■ **RECORDS**
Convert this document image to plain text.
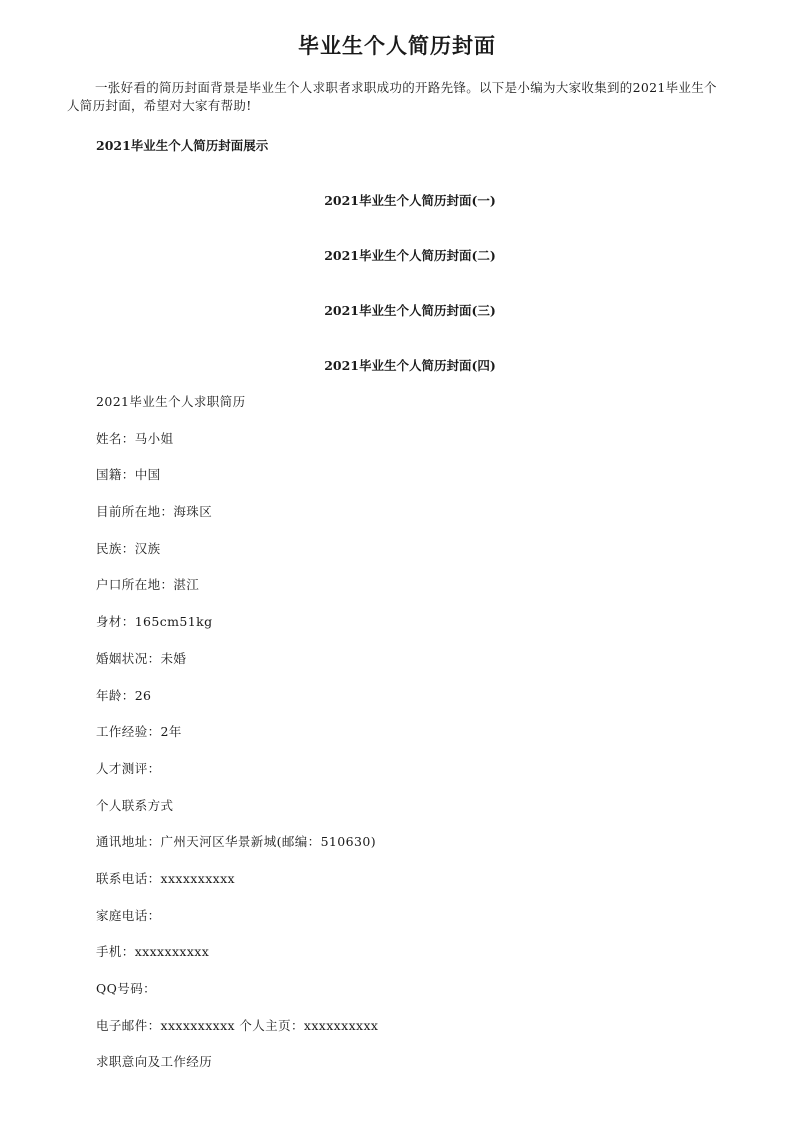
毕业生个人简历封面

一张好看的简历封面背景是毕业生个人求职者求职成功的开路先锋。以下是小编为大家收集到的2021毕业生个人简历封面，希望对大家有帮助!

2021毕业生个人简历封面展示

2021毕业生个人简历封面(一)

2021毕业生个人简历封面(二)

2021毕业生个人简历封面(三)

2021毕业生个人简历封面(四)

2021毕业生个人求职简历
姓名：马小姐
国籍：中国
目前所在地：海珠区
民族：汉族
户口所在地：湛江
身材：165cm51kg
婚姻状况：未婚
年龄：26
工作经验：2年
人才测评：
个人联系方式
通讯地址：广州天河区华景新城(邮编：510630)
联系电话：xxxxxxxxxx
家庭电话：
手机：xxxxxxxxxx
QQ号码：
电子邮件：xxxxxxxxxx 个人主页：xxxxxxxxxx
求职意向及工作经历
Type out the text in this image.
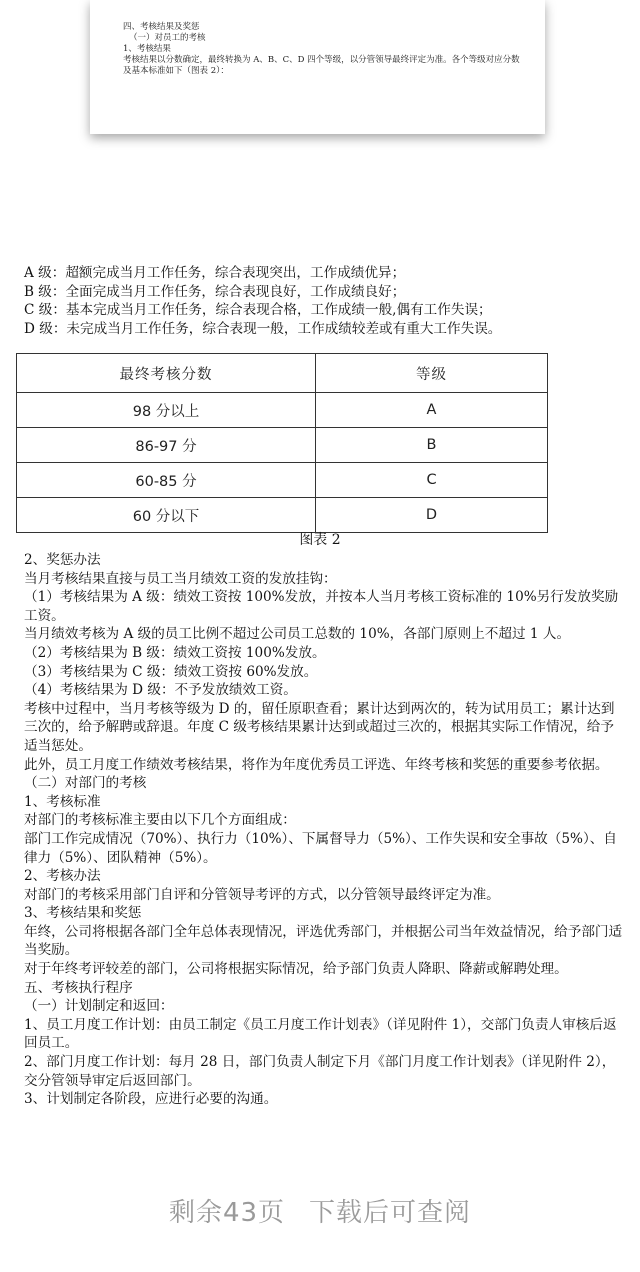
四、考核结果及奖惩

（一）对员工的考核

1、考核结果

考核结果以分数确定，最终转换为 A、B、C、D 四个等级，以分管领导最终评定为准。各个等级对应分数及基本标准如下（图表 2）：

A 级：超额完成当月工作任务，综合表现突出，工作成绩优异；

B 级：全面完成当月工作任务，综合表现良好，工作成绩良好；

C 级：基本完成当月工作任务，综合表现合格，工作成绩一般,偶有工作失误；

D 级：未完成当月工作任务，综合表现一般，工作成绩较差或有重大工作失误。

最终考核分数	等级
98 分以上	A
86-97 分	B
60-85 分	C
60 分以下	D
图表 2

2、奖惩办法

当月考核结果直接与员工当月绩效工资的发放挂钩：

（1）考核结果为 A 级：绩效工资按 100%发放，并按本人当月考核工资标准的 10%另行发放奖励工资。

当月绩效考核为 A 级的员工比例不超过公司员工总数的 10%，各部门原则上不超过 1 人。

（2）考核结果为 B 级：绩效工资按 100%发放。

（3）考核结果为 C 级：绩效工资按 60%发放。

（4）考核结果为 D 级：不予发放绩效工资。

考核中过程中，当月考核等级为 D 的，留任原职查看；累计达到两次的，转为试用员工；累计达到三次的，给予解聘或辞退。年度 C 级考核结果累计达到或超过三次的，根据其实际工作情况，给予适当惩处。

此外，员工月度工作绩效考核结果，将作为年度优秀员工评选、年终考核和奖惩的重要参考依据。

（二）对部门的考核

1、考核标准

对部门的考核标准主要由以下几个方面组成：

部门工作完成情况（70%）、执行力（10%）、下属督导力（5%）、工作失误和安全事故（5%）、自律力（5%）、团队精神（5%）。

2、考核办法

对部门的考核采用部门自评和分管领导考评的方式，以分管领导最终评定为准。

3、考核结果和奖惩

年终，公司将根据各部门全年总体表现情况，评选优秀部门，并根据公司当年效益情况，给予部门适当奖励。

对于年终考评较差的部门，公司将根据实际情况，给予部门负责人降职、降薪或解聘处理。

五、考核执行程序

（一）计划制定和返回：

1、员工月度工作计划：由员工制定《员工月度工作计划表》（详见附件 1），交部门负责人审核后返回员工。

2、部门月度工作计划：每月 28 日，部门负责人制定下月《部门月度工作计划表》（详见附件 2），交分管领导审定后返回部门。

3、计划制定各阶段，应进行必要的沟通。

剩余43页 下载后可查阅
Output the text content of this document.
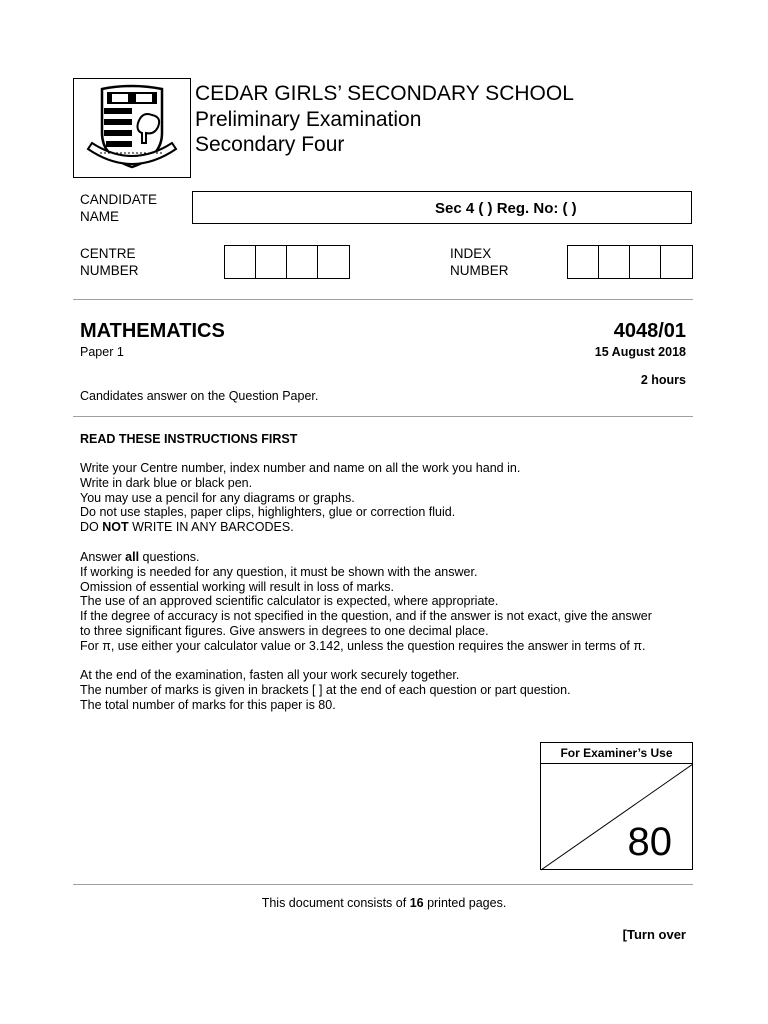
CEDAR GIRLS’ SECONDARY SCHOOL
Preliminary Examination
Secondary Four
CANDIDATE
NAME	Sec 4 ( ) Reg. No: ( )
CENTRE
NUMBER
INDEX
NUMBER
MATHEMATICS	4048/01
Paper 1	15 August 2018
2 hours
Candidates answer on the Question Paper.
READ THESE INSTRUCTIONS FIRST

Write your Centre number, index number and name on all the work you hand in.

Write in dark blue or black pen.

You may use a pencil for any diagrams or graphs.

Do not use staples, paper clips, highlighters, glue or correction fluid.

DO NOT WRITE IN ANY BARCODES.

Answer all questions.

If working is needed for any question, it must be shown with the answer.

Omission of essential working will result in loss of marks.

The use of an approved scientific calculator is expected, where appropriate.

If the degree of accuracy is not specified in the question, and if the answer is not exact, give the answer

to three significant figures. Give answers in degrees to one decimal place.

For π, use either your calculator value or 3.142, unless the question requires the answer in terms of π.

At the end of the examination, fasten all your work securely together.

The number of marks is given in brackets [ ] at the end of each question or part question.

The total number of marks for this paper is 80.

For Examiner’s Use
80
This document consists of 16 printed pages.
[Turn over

■ **TASK OBJECTIVE**
Where a line of the records above holds the word "text", copy that line.

■ **CORRECT RESULT**
Convert this document image to plain text.
Type out the text in this image.
Output the text content of this document.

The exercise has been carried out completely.